- _Stated problem_
All lines featuring the string "Built" are to be listed.

Data listing
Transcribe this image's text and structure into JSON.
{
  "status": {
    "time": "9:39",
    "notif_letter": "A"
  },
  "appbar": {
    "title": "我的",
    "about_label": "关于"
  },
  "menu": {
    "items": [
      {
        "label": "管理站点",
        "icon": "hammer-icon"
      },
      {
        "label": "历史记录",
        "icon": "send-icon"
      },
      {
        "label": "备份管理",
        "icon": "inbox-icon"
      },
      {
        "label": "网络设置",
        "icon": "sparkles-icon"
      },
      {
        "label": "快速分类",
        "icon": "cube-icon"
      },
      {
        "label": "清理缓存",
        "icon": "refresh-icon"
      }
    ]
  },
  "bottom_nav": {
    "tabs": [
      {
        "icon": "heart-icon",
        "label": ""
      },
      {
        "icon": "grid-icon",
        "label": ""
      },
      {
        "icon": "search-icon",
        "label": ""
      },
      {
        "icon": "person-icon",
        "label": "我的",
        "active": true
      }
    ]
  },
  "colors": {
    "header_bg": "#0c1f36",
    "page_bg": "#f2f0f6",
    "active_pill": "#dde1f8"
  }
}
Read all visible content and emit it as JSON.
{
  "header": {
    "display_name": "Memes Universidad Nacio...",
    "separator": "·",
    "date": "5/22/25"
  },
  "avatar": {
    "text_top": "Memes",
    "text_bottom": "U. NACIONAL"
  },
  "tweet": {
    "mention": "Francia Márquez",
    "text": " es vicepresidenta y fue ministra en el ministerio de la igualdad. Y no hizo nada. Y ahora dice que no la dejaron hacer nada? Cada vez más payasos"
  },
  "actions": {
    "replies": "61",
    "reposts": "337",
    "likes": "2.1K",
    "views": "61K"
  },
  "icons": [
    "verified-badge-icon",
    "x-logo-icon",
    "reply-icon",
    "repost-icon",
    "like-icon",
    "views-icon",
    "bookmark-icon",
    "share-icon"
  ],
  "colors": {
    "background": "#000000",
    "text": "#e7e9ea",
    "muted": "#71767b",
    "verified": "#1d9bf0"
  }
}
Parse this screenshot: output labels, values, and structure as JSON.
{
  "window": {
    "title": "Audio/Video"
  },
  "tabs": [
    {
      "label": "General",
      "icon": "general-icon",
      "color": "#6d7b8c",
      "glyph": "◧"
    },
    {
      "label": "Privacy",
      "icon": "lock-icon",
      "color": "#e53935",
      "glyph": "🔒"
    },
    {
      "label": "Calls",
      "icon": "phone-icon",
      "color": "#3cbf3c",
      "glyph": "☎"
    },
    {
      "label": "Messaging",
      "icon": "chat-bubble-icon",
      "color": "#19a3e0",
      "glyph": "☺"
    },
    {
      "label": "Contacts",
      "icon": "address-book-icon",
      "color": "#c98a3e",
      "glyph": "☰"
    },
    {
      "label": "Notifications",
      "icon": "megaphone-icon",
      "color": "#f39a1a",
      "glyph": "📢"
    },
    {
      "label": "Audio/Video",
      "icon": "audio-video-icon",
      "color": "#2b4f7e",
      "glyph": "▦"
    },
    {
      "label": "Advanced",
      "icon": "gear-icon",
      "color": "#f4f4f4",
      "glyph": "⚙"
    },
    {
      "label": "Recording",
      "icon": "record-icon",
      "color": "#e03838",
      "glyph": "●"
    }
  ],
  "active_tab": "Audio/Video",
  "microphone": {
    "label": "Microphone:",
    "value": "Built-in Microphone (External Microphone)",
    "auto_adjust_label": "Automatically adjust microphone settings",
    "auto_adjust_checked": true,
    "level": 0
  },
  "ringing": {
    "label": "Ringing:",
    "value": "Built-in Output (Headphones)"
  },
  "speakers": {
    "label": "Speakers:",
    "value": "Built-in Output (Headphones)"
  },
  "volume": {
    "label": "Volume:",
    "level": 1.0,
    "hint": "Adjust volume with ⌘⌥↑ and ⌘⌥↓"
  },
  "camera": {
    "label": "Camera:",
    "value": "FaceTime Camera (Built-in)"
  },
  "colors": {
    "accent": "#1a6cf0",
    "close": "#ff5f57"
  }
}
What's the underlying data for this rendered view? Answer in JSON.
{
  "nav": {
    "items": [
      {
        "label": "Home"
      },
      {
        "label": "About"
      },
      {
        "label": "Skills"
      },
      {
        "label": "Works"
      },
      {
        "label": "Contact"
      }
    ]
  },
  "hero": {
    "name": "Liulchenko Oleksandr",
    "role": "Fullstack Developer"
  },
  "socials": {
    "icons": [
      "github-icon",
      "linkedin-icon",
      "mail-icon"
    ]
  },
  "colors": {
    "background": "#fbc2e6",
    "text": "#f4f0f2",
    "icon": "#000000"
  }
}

- _Exercise answer_
    "value": "Built-in Microphone (External Microphone)",
    "value": "Built-in Output (Headphones)"
    "value": "Built-in Output (Headphones)"
    "value": "FaceTime Camera (Built-in)"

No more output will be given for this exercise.